● EXTRACTED MATERIAL:
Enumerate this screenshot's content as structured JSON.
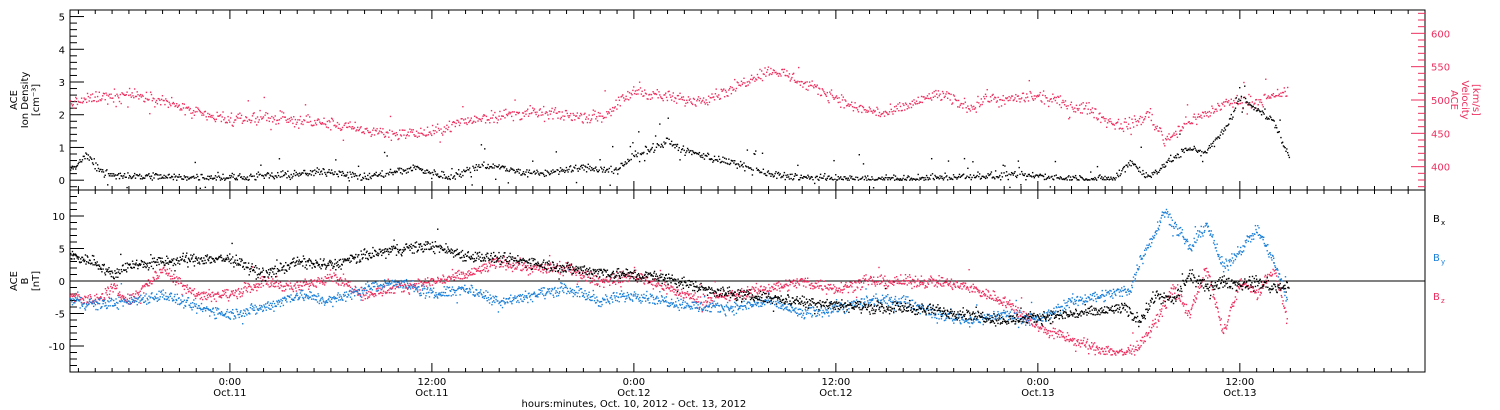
{
  "colors": {
    "black": "#000000",
    "pink": "#ee2f5f",
    "blue": "#1a7fd8"
  },
  "x_axis": {
    "title": "hours:minutes, Oct. 10, 2012 - Oct. 13, 2012",
    "ticks": [
      {
        "hour": 24,
        "label1": "0:00",
        "label2": "Oct.11"
      },
      {
        "hour": 36,
        "label1": "12:00",
        "label2": "Oct.11"
      },
      {
        "hour": 48,
        "label1": "0:00",
        "label2": "Oct.12"
      },
      {
        "hour": 60,
        "label1": "12:00",
        "label2": "Oct.12"
      },
      {
        "hour": 72,
        "label1": "0:00",
        "label2": "Oct.13"
      },
      {
        "hour": 84,
        "label1": "12:00",
        "label2": "Oct.13"
      }
    ]
  },
  "chart_data": [
    {
      "type": "scatter",
      "panel": "top",
      "x_range_hours": [
        14.5,
        95.0
      ],
      "left_axis": {
        "label_lines": [
          "ACE",
          "Ion Density",
          "[cm⁻³]"
        ],
        "ylim": [
          -0.3,
          5.2
        ],
        "tick_values": [
          0,
          1,
          2,
          3,
          4,
          5
        ]
      },
      "right_axis": {
        "label_lines": [
          "ACE",
          "Velocity",
          "[km/s]"
        ],
        "ylim": [
          365,
          635
        ],
        "tick_values": [
          400,
          450,
          500,
          550,
          600
        ],
        "color": "pink"
      },
      "series": [
        {
          "color": "black",
          "axis": "left",
          "anchors": [
            [
              14.5,
              0.3
            ],
            [
              15.5,
              0.8
            ],
            [
              16.5,
              0.2
            ],
            [
              18,
              0.15
            ],
            [
              21,
              0.1
            ],
            [
              25,
              0.1
            ],
            [
              28,
              0.2
            ],
            [
              30,
              0.3
            ],
            [
              32,
              0.1
            ],
            [
              35,
              0.4
            ],
            [
              37,
              0.1
            ],
            [
              39,
              0.5
            ],
            [
              42,
              0.2
            ],
            [
              45,
              0.4
            ],
            [
              47,
              0.3
            ],
            [
              48,
              0.8
            ],
            [
              49,
              1.0
            ],
            [
              50,
              1.2
            ],
            [
              51,
              0.9
            ],
            [
              52,
              0.8
            ],
            [
              54,
              0.5
            ],
            [
              56,
              0.2
            ],
            [
              58,
              0.1
            ],
            [
              60,
              0.05
            ],
            [
              64,
              0.05
            ],
            [
              66,
              0.1
            ],
            [
              68,
              0.15
            ],
            [
              72,
              0.15
            ],
            [
              75,
              0.05
            ],
            [
              76.5,
              0.05
            ],
            [
              77.5,
              0.6
            ],
            [
              78.5,
              0.1
            ],
            [
              80,
              0.7
            ],
            [
              81,
              1.0
            ],
            [
              82,
              0.9
            ],
            [
              83,
              1.5
            ],
            [
              84,
              2.5
            ],
            [
              85,
              2.2
            ],
            [
              86,
              1.8
            ],
            [
              86.9,
              0.7
            ]
          ]
        },
        {
          "color": "pink",
          "axis": "right",
          "anchors": [
            [
              14.5,
              495
            ],
            [
              16,
              505
            ],
            [
              18,
              510
            ],
            [
              20,
              500
            ],
            [
              22,
              480
            ],
            [
              24,
              470
            ],
            [
              26,
              475
            ],
            [
              28,
              470
            ],
            [
              30,
              465
            ],
            [
              32,
              455
            ],
            [
              34,
              450
            ],
            [
              36,
              452
            ],
            [
              38,
              470
            ],
            [
              40,
              478
            ],
            [
              42,
              482
            ],
            [
              44,
              478
            ],
            [
              46,
              475
            ],
            [
              47,
              495
            ],
            [
              48,
              515
            ],
            [
              49,
              510
            ],
            [
              50,
              505
            ],
            [
              51,
              500
            ],
            [
              52,
              502
            ],
            [
              53,
              510
            ],
            [
              54,
              520
            ],
            [
              55,
              535
            ],
            [
              56,
              545
            ],
            [
              57,
              540
            ],
            [
              58,
              525
            ],
            [
              59,
              515
            ],
            [
              60,
              505
            ],
            [
              61,
              490
            ],
            [
              62,
              485
            ],
            [
              63,
              480
            ],
            [
              64,
              490
            ],
            [
              65,
              500
            ],
            [
              66,
              510
            ],
            [
              67,
              500
            ],
            [
              68,
              490
            ],
            [
              69,
              505
            ],
            [
              70,
              500
            ],
            [
              71,
              505
            ],
            [
              72,
              505
            ],
            [
              73,
              500
            ],
            [
              74,
              490
            ],
            [
              75,
              488
            ],
            [
              76,
              470
            ],
            [
              77,
              462
            ],
            [
              78,
              470
            ],
            [
              78.5,
              480
            ],
            [
              79,
              462
            ],
            [
              79.5,
              440
            ],
            [
              80,
              450
            ],
            [
              81,
              470
            ],
            [
              82,
              480
            ],
            [
              83,
              495
            ],
            [
              84,
              500
            ],
            [
              85,
              498
            ],
            [
              86,
              505
            ],
            [
              86.8,
              515
            ]
          ]
        }
      ]
    },
    {
      "type": "scatter",
      "panel": "bottom",
      "x_range_hours": [
        14.5,
        95.0
      ],
      "left_axis": {
        "label_lines": [
          "ACE",
          "B",
          "[nT]"
        ],
        "ylim": [
          -14,
          14
        ],
        "tick_values": [
          -10,
          -5,
          0,
          5,
          10
        ]
      },
      "zero_line": true,
      "legend_placement": "right",
      "series": [
        {
          "name": "Bx",
          "legend_main": "B",
          "legend_sub": "x",
          "color": "black",
          "anchors": [
            [
              14.5,
              4
            ],
            [
              16,
              3
            ],
            [
              17,
              1
            ],
            [
              18,
              2.5
            ],
            [
              20,
              3
            ],
            [
              22,
              3.5
            ],
            [
              24,
              3.5
            ],
            [
              26,
              1
            ],
            [
              28,
              3
            ],
            [
              30,
              2.5
            ],
            [
              32,
              4
            ],
            [
              34,
              5
            ],
            [
              36,
              5.5
            ],
            [
              38,
              4
            ],
            [
              40,
              3.5
            ],
            [
              42,
              3
            ],
            [
              44,
              2
            ],
            [
              46,
              1.5
            ],
            [
              48,
              1
            ],
            [
              50,
              0.5
            ],
            [
              52,
              -1
            ],
            [
              54,
              -2
            ],
            [
              56,
              -2.5
            ],
            [
              58,
              -3
            ],
            [
              60,
              -3.5
            ],
            [
              62,
              -4
            ],
            [
              64,
              -4
            ],
            [
              66,
              -4.5
            ],
            [
              68,
              -5
            ],
            [
              70,
              -6
            ],
            [
              72,
              -5.5
            ],
            [
              74,
              -5
            ],
            [
              76,
              -4.5
            ],
            [
              77,
              -4
            ],
            [
              78,
              -6
            ],
            [
              79,
              -2
            ],
            [
              80,
              -3
            ],
            [
              81,
              1
            ],
            [
              82,
              -1
            ],
            [
              83,
              0
            ],
            [
              84,
              -0.5
            ],
            [
              85,
              0
            ],
            [
              86,
              -1
            ],
            [
              86.9,
              -0.5
            ]
          ]
        },
        {
          "name": "By",
          "legend_main": "B",
          "legend_sub": "y",
          "color": "blue",
          "anchors": [
            [
              14.5,
              -3
            ],
            [
              16,
              -3.5
            ],
            [
              18,
              -3
            ],
            [
              20,
              -2
            ],
            [
              22,
              -4
            ],
            [
              24,
              -5
            ],
            [
              26,
              -4
            ],
            [
              28,
              -2
            ],
            [
              30,
              -3
            ],
            [
              32,
              -1
            ],
            [
              34,
              0
            ],
            [
              36,
              -2
            ],
            [
              38,
              -1
            ],
            [
              40,
              -3
            ],
            [
              42,
              -2
            ],
            [
              44,
              -1
            ],
            [
              46,
              -3
            ],
            [
              48,
              -2
            ],
            [
              50,
              -3
            ],
            [
              52,
              -4
            ],
            [
              54,
              -4
            ],
            [
              56,
              -3
            ],
            [
              58,
              -5
            ],
            [
              60,
              -4
            ],
            [
              62,
              -3
            ],
            [
              64,
              -3
            ],
            [
              66,
              -5
            ],
            [
              68,
              -6
            ],
            [
              70,
              -5
            ],
            [
              72,
              -6
            ],
            [
              73,
              -4.5
            ],
            [
              74,
              -3
            ],
            [
              75,
              -2.5
            ],
            [
              76,
              -2
            ],
            [
              77,
              -1.5
            ],
            [
              77.5,
              -1
            ],
            [
              78,
              3
            ],
            [
              79,
              8
            ],
            [
              79.5,
              11
            ],
            [
              80,
              9
            ],
            [
              81,
              5
            ],
            [
              82,
              9
            ],
            [
              83,
              2
            ],
            [
              84,
              5
            ],
            [
              85,
              8
            ],
            [
              86,
              3
            ],
            [
              86.8,
              -3
            ]
          ]
        },
        {
          "name": "Bz",
          "legend_main": "B",
          "legend_sub": "z",
          "color": "pink",
          "anchors": [
            [
              14.5,
              -2
            ],
            [
              16,
              -3
            ],
            [
              17,
              -1
            ],
            [
              18,
              -3
            ],
            [
              20,
              2
            ],
            [
              22,
              -2
            ],
            [
              24,
              -2
            ],
            [
              26,
              0
            ],
            [
              28,
              -1
            ],
            [
              30,
              1
            ],
            [
              32,
              -2
            ],
            [
              34,
              -1
            ],
            [
              36,
              0
            ],
            [
              38,
              1
            ],
            [
              40,
              3
            ],
            [
              42,
              2
            ],
            [
              44,
              2
            ],
            [
              46,
              0
            ],
            [
              48,
              1
            ],
            [
              50,
              -1
            ],
            [
              52,
              -3
            ],
            [
              54,
              -2
            ],
            [
              56,
              -1
            ],
            [
              58,
              0
            ],
            [
              60,
              -1
            ],
            [
              62,
              0
            ],
            [
              64,
              0
            ],
            [
              66,
              0
            ],
            [
              68,
              -1
            ],
            [
              70,
              -3
            ],
            [
              72,
              -7
            ],
            [
              73,
              -8
            ],
            [
              74,
              -9
            ],
            [
              75,
              -10
            ],
            [
              76,
              -10.5
            ],
            [
              77,
              -11
            ],
            [
              78,
              -10
            ],
            [
              79,
              -6
            ],
            [
              80,
              -1
            ],
            [
              81,
              -5
            ],
            [
              82,
              2
            ],
            [
              83,
              -8
            ],
            [
              84,
              0
            ],
            [
              85,
              -2
            ],
            [
              86,
              2
            ],
            [
              86.8,
              -6
            ]
          ]
        }
      ]
    }
  ]
}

● EXERCISE TASK: Which lines hold the word "pink"? Show each one.

● EXERCISE ANSWER:
    "pink": "#ee2f5f",
        "color": "pink"
          "color": "pink",
          "color": "pink",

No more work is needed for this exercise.